▶ _Written request_:
Skip the pictures. Repeat everything else in the records word for word.

▶ _Data excerpts_:
_ _ _ _ _ _ _

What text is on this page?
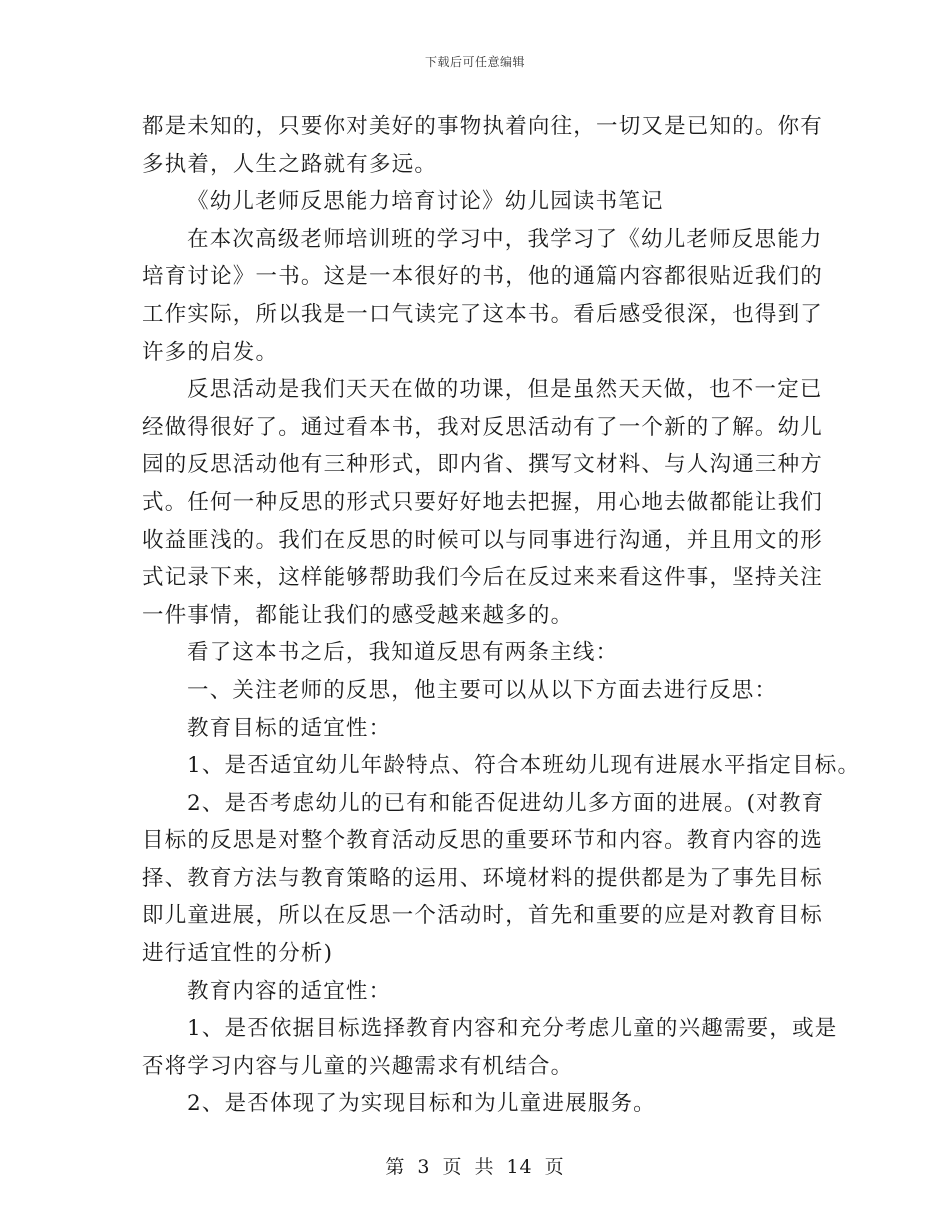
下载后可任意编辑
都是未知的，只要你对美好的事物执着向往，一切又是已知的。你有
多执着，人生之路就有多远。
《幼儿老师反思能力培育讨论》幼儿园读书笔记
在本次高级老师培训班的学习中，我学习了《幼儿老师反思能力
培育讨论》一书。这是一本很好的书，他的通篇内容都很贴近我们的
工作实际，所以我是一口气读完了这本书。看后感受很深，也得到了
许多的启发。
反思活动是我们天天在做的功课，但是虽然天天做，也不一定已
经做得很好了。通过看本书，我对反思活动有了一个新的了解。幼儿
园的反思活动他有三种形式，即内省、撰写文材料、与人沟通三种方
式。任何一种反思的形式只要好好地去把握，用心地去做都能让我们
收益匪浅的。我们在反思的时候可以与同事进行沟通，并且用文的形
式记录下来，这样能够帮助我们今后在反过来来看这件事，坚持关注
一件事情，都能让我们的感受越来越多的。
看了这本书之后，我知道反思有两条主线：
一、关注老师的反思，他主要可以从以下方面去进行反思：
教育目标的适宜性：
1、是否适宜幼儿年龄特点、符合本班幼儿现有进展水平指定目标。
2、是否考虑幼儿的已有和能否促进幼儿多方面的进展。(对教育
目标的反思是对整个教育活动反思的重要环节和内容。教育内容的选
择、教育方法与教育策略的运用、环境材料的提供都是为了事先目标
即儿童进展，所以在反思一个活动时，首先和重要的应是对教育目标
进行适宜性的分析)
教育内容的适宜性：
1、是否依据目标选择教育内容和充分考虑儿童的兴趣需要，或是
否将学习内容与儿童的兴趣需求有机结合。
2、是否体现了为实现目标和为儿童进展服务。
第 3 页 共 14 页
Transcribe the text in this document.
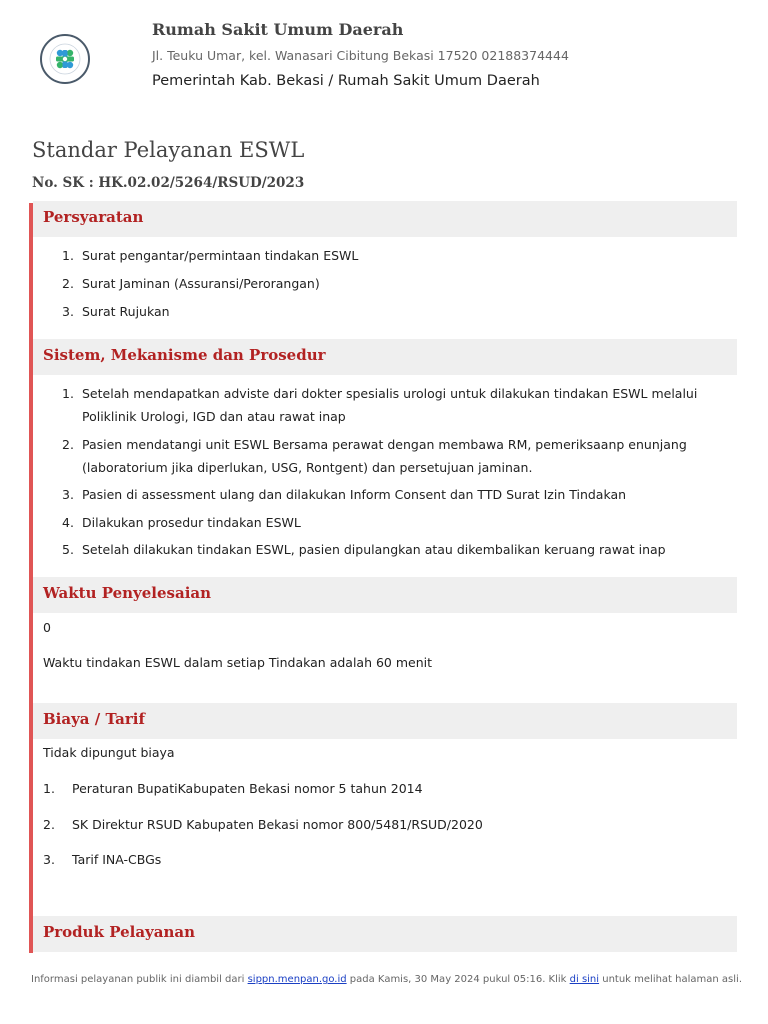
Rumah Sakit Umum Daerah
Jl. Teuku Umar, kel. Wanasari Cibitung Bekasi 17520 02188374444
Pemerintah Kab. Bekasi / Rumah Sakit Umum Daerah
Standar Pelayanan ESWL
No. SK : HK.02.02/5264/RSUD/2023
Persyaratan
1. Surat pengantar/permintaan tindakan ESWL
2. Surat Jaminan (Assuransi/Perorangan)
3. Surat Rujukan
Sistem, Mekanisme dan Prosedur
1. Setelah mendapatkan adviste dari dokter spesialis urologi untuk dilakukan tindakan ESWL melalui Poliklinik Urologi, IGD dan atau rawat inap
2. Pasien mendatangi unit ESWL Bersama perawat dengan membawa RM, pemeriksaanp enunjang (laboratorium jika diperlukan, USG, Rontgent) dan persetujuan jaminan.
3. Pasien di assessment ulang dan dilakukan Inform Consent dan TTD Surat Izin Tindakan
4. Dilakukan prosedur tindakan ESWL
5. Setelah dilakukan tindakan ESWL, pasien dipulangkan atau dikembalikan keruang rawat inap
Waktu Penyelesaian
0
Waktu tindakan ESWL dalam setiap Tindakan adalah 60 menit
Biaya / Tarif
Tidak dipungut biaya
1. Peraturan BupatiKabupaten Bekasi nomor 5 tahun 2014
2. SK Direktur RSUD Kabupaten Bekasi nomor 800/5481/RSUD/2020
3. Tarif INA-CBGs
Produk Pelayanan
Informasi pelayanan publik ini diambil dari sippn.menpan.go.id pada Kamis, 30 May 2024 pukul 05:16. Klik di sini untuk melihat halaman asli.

_ _ _ _ _ _ _

▶ _Answer to the problem_:
What text is on this page?
下载后可任意编辑
都是未知的，只要你对美好的事物执着向往，一切又是已知的。你有
多执着，人生之路就有多远。
《幼儿老师反思能力培育讨论》幼儿园读书笔记
在本次高级老师培训班的学习中，我学习了《幼儿老师反思能力
培育讨论》一书。这是一本很好的书，他的通篇内容都很贴近我们的
工作实际，所以我是一口气读完了这本书。看后感受很深，也得到了
许多的启发。
反思活动是我们天天在做的功课，但是虽然天天做，也不一定已
经做得很好了。通过看本书，我对反思活动有了一个新的了解。幼儿
园的反思活动他有三种形式，即内省、撰写文材料、与人沟通三种方
式。任何一种反思的形式只要好好地去把握，用心地去做都能让我们
收益匪浅的。我们在反思的时候可以与同事进行沟通，并且用文的形
式记录下来，这样能够帮助我们今后在反过来来看这件事，坚持关注
一件事情，都能让我们的感受越来越多的。
看了这本书之后，我知道反思有两条主线：
一、关注老师的反思，他主要可以从以下方面去进行反思：
教育目标的适宜性：
1、是否适宜幼儿年龄特点、符合本班幼儿现有进展水平指定目标。
2、是否考虑幼儿的已有和能否促进幼儿多方面的进展。(对教育
目标的反思是对整个教育活动反思的重要环节和内容。教育内容的选
择、教育方法与教育策略的运用、环境材料的提供都是为了事先目标
即儿童进展，所以在反思一个活动时，首先和重要的应是对教育目标
进行适宜性的分析)
教育内容的适宜性：
1、是否依据目标选择教育内容和充分考虑儿童的兴趣需要，或是
否将学习内容与儿童的兴趣需求有机结合。
2、是否体现了为实现目标和为儿童进展服务。
第 3 页 共 14 页
Transcribe the text in this document.
Rumah Sakit Umum Daerah
Jl. Teuku Umar, kel. Wanasari Cibitung Bekasi 17520 02188374444
Pemerintah Kab. Bekasi / Rumah Sakit Umum Daerah
Standar Pelayanan ESWL
No. SK : HK.02.02/5264/RSUD/2023
Persyaratan
1. Surat pengantar/permintaan tindakan ESWL
2. Surat Jaminan (Assuransi/Perorangan)
3. Surat Rujukan
Sistem, Mekanisme dan Prosedur
1. Setelah mendapatkan adviste dari dokter spesialis urologi untuk dilakukan tindakan ESWL melalui Poliklinik Urologi, IGD dan atau rawat inap
2. Pasien mendatangi unit ESWL Bersama perawat dengan membawa RM, pemeriksaanp enunjang (laboratorium jika diperlukan, USG, Rontgent) dan persetujuan jaminan.
3. Pasien di assessment ulang dan dilakukan Inform Consent dan TTD Surat Izin Tindakan
4. Dilakukan prosedur tindakan ESWL
5. Setelah dilakukan tindakan ESWL, pasien dipulangkan atau dikembalikan keruang rawat inap
Waktu Penyelesaian
0
Waktu tindakan ESWL dalam setiap Tindakan adalah 60 menit
Biaya / Tarif
Tidak dipungut biaya
1. Peraturan BupatiKabupaten Bekasi nomor 5 tahun 2014
2. SK Direktur RSUD Kabupaten Bekasi nomor 800/5481/RSUD/2020
3. Tarif INA-CBGs
Produk Pelayanan
Informasi pelayanan publik ini diambil dari sippn.menpan.go.id pada Kamis, 30 May 2024 pukul 05:16. Klik di sini untuk melihat halaman asli.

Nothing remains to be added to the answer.